Exercise objective
Render the entries from the line with "689, 179, 702]" up to and including the line with "494, 879, 506]" as a Markdown table. Use the columns Row and Content, number each line, and skip any blank lines.

Records to process
#####
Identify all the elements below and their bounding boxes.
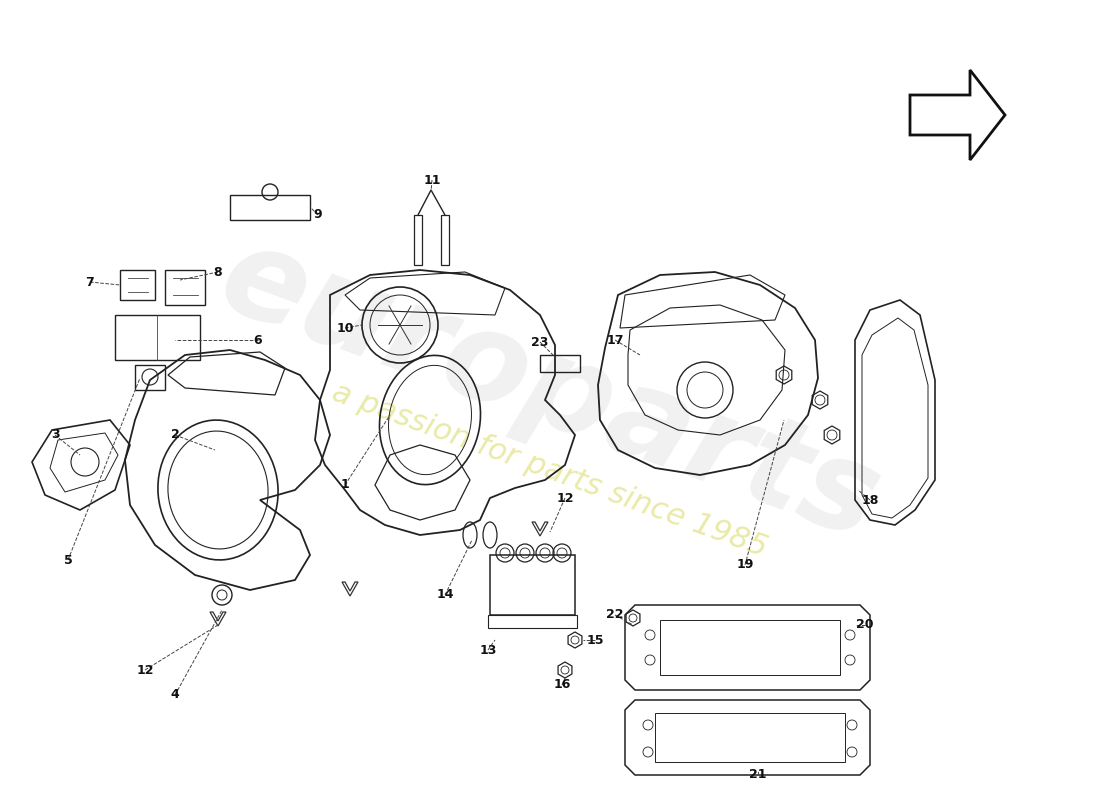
Text: 4: 4	[170, 689, 179, 702]
Text: 21: 21	[749, 769, 767, 782]
Text: 13: 13	[480, 643, 497, 657]
Text: europarts: europarts	[205, 215, 895, 565]
Text: 9: 9	[314, 209, 322, 222]
Text: 5: 5	[64, 554, 73, 566]
Text: 19: 19	[736, 558, 754, 571]
Text: 15: 15	[586, 634, 604, 646]
Text: 22: 22	[606, 609, 624, 622]
Text: 17: 17	[606, 334, 624, 346]
Text: 11: 11	[424, 174, 441, 186]
Text: 3: 3	[51, 429, 59, 442]
Text: 6: 6	[254, 334, 262, 346]
Text: 2: 2	[170, 429, 179, 442]
Text: 20: 20	[856, 618, 873, 631]
Text: 14: 14	[437, 589, 453, 602]
Text: 18: 18	[861, 494, 879, 506]
Text: 10: 10	[337, 322, 354, 334]
Text: 23: 23	[531, 335, 549, 349]
Text: 7: 7	[86, 275, 95, 289]
Text: a passion for parts since 1985: a passion for parts since 1985	[329, 378, 771, 562]
Text: 12: 12	[136, 663, 154, 677]
Text: 16: 16	[553, 678, 571, 691]
Text: 8: 8	[213, 266, 222, 278]
Text: 1: 1	[341, 478, 350, 491]
Text: 12: 12	[557, 491, 574, 505]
#####
Solved exercise
| Row | Content |
|---|---|
| 1 | Text: 4: 4	[170, 689, 179, 702] |
| 2 | Text: 21: 21	[749, 769, 767, 782] |
| 3 | Text: 13: 13	[480, 643, 497, 657] |
| 4 | Text: europarts: europarts	[205, 215, 895, 565] |
| 5 | Text: 9: 9	[314, 209, 322, 222] |
| 6 | Text: 5: 5	[64, 554, 73, 566] |
| 7 | Text: 19: 19	[736, 558, 754, 571] |
| 8 | Text: 15: 15	[586, 634, 604, 646] |
| 9 | Text: 22: 22	[606, 609, 624, 622] |
| 10 | Text: 17: 17	[606, 334, 624, 346] |
| 11 | Text: 11: 11	[424, 174, 441, 186] |
| 12 | Text: 3: 3	[51, 429, 59, 442] |
| 13 | Text: 6: 6	[254, 334, 262, 346] |
| 14 | Text: 2: 2	[170, 429, 179, 442] |
| 15 | Text: 20: 20	[856, 618, 873, 631] |
| 16 | Text: 14: 14	[437, 589, 453, 602] |
| 17 | Text: 18: 18	[861, 494, 879, 506] |